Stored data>
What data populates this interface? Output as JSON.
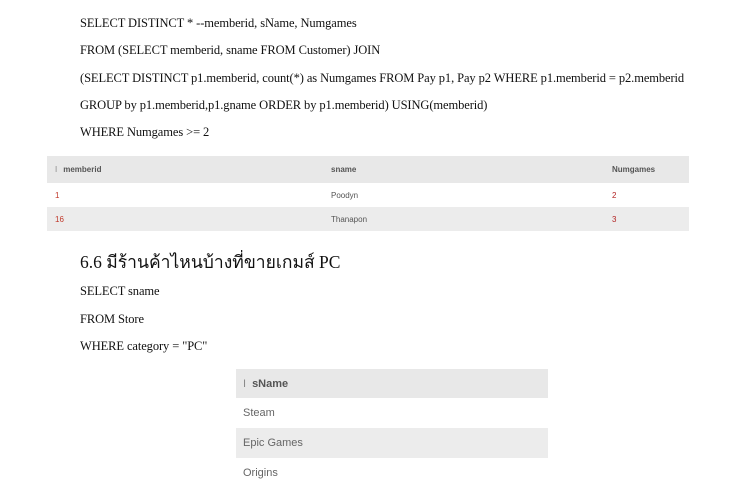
{
  "query1": {
    "lines": [
      "SELECT DISTINCT * --memberid, sName, Numgames",
      "FROM (SELECT memberid, sname FROM Customer) JOIN",
      "(SELECT DISTINCT p1.memberid, count(*) as Numgames FROM Pay p1, Pay p2 WHERE p1.memberid = p2.memberid",
      "GROUP by p1.memberid,p1.gname ORDER by p1.memberid) USING(memberid)",
      "WHERE Numgames >= 2"
    ]
  },
  "table1": {
    "sort_marker": "I",
    "headers": [
      "memberid",
      "sname",
      "Numgames"
    ],
    "rows": [
      [
        "1",
        "Poodyn",
        "2"
      ],
      [
        "16",
        "Thanapon",
        "3"
      ]
    ]
  },
  "section": {
    "heading": "6.6 มีร้านค้าไหนบ้างที่ขายเกมส์ PC"
  },
  "query2": {
    "lines": [
      "SELECT sname",
      "FROM Store",
      "WHERE category = \"PC\""
    ]
  },
  "table2": {
    "sort_marker": "I",
    "header": "sName",
    "rows": [
      "Steam",
      "Epic Games",
      "Origins"
    ]
  }
}
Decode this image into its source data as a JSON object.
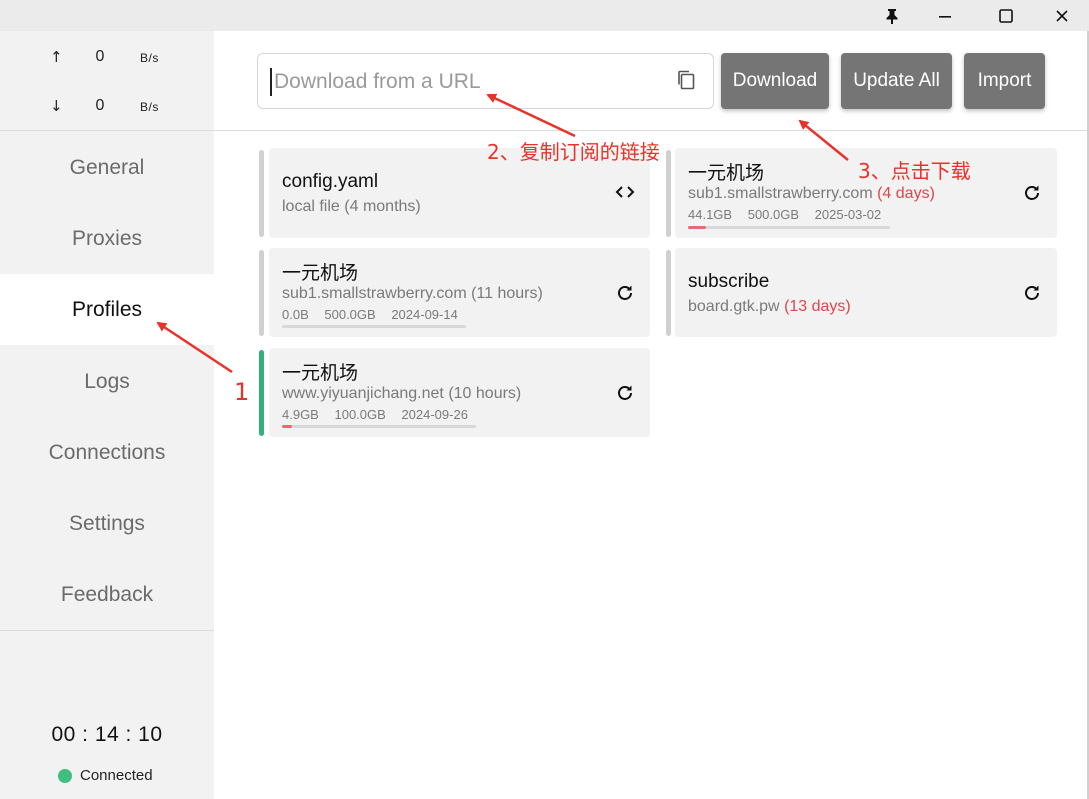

Goal of the exercise>
Repeat all of the data above word for word, minus the pictures.

Complete answer>
What data populates this interface? Output as JSON.
{
  "query1": {
    "lines": [
      "SELECT DISTINCT * --memberid, sName, Numgames",
      "FROM (SELECT memberid, sname FROM Customer) JOIN",
      "(SELECT DISTINCT p1.memberid, count(*) as Numgames FROM Pay p1, Pay p2 WHERE p1.memberid = p2.memberid",
      "GROUP by p1.memberid,p1.gname ORDER by p1.memberid) USING(memberid)",
      "WHERE Numgames >= 2"
    ]
  },
  "table1": {
    "sort_marker": "I",
    "headers": [
      "memberid",
      "sname",
      "Numgames"
    ],
    "rows": [
      [
        "1",
        "Poodyn",
        "2"
      ],
      [
        "16",
        "Thanapon",
        "3"
      ]
    ]
  },
  "section": {
    "heading": "6.6 มีร้านค้าไหนบ้างที่ขายเกมส์ PC"
  },
  "query2": {
    "lines": [
      "SELECT sname",
      "FROM Store",
      "WHERE category = \"PC\""
    ]
  },
  "table2": {
    "sort_marker": "I",
    "header": "sName",
    "rows": [
      "Steam",
      "Epic Games",
      "Origins"
    ]
  }
}
Decode this image into its source data as a JSON object.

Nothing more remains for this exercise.